Input for this task.

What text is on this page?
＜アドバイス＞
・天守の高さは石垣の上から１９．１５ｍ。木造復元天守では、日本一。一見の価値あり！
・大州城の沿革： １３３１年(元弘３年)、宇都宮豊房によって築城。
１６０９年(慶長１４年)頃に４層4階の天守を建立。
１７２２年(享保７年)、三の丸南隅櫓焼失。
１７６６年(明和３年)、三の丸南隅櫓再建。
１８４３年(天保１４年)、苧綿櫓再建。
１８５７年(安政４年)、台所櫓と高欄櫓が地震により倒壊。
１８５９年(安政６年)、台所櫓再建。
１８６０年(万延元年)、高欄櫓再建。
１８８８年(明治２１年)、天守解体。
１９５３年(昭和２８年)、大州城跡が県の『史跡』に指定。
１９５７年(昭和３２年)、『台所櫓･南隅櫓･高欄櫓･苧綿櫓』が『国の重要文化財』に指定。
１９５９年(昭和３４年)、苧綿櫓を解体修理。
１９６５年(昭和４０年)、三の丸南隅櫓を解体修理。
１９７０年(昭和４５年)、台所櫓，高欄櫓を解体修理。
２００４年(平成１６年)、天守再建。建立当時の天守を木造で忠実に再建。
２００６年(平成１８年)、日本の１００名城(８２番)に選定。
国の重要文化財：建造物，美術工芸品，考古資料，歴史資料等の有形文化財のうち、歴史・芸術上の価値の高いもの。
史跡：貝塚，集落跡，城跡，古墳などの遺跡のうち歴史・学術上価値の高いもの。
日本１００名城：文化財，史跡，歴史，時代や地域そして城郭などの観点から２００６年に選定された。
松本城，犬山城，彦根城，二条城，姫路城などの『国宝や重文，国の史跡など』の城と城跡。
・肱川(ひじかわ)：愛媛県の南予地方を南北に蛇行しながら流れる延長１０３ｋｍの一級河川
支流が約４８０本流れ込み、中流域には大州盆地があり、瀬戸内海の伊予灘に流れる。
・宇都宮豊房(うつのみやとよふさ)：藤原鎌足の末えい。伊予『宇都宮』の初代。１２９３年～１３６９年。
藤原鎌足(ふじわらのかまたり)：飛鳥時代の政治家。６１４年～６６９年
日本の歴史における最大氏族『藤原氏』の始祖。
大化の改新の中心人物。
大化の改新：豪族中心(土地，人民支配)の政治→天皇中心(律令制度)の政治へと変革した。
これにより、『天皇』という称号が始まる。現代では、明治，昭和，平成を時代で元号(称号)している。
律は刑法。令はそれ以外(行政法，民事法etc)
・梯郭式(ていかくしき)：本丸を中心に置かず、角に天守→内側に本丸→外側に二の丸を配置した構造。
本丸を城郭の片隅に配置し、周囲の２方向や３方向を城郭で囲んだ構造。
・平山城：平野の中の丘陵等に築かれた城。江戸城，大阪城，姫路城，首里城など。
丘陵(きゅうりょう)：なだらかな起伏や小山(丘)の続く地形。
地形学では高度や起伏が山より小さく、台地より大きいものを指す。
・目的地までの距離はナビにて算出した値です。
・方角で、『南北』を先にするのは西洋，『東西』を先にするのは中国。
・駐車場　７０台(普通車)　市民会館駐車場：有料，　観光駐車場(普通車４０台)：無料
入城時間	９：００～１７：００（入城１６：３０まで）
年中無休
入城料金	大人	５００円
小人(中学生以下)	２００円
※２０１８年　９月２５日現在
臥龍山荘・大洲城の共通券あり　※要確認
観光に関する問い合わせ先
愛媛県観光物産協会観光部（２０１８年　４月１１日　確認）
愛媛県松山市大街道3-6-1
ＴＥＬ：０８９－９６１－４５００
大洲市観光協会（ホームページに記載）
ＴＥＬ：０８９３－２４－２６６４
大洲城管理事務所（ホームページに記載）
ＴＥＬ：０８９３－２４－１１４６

Instructions to follow. Extract the whole listing, character for character.

Output for this task.
What text is on this page?
＜アドバイス＞
・天守の高さは石垣の上から１９．１５ｍ。木造復元天守では、日本一。一見の価値あり！
・大州城の沿革： １３３１年(元弘３年)、宇都宮豊房によって築城。
１６０９年(慶長１４年)頃に４層4階の天守を建立。
１７２２年(享保７年)、三の丸南隅櫓焼失。
１７６６年(明和３年)、三の丸南隅櫓再建。
１８４３年(天保１４年)、苧綿櫓再建。
１８５７年(安政４年)、台所櫓と高欄櫓が地震により倒壊。
１８５９年(安政６年)、台所櫓再建。
１８６０年(万延元年)、高欄櫓再建。
１８８８年(明治２１年)、天守解体。
１９５３年(昭和２８年)、大州城跡が県の『史跡』に指定。
１９５７年(昭和３２年)、『台所櫓･南隅櫓･高欄櫓･苧綿櫓』が『国の重要文化財』に指定。
１９５９年(昭和３４年)、苧綿櫓を解体修理。
１９６５年(昭和４０年)、三の丸南隅櫓を解体修理。
１９７０年(昭和４５年)、台所櫓，高欄櫓を解体修理。
２００４年(平成１６年)、天守再建。建立当時の天守を木造で忠実に再建。
２００６年(平成１８年)、日本の１００名城(８２番)に選定。
国の重要文化財：建造物，美術工芸品，考古資料，歴史資料等の有形文化財のうち、歴史・芸術上の価値の高いもの。
史跡：貝塚，集落跡，城跡，古墳などの遺跡のうち歴史・学術上価値の高いもの。
日本１００名城：文化財，史跡，歴史，時代や地域そして城郭などの観点から２００６年に選定された。
松本城，犬山城，彦根城，二条城，姫路城などの『国宝や重文，国の史跡など』の城と城跡。
・肱川(ひじかわ)：愛媛県の南予地方を南北に蛇行しながら流れる延長１０３ｋｍの一級河川
支流が約４８０本流れ込み、中流域には大州盆地があり、瀬戸内海の伊予灘に流れる。
・宇都宮豊房(うつのみやとよふさ)：藤原鎌足の末えい。伊予『宇都宮』の初代。１２９３年～１３６９年。
藤原鎌足(ふじわらのかまたり)：飛鳥時代の政治家。６１４年～６６９年
日本の歴史における最大氏族『藤原氏』の始祖。
大化の改新の中心人物。
大化の改新：豪族中心(土地，人民支配)の政治→天皇中心(律令制度)の政治へと変革した。
これにより、『天皇』という称号が始まる。現代では、明治，昭和，平成を時代で元号(称号)している。
律は刑法。令はそれ以外(行政法，民事法etc)
・梯郭式(ていかくしき)：本丸を中心に置かず、角に天守→内側に本丸→外側に二の丸を配置した構造。
本丸を城郭の片隅に配置し、周囲の２方向や３方向を城郭で囲んだ構造。
・平山城：平野の中の丘陵等に築かれた城。江戸城，大阪城，姫路城，首里城など。
丘陵(きゅうりょう)：なだらかな起伏や小山(丘)の続く地形。
地形学では高度や起伏が山より小さく、台地より大きいものを指す。
・目的地までの距離はナビにて算出した値です。
・方角で、『南北』を先にするのは西洋，『東西』を先にするのは中国。
・駐車場　７０台(普通車)　市民会館駐車場：有料，　観光駐車場(普通車４０台)：無料
入城時間	９：００～１７：００（入城１６：３０まで）
年中無休
入城料金	大人	５００円
小人(中学生以下)	２００円
※２０１８年　９月２５日現在
臥龍山荘・大洲城の共通券あり　※要確認
観光に関する問い合わせ先
愛媛県観光物産協会観光部（２０１８年　４月１１日　確認）
愛媛県松山市大街道3-6-1
ＴＥＬ：０８９－９６１－４５００
大洲市観光協会（ホームページに記載）
ＴＥＬ：０８９３－２４－２６６４
大洲城管理事務所（ホームページに記載）
ＴＥＬ：０８９３－２４－１１４６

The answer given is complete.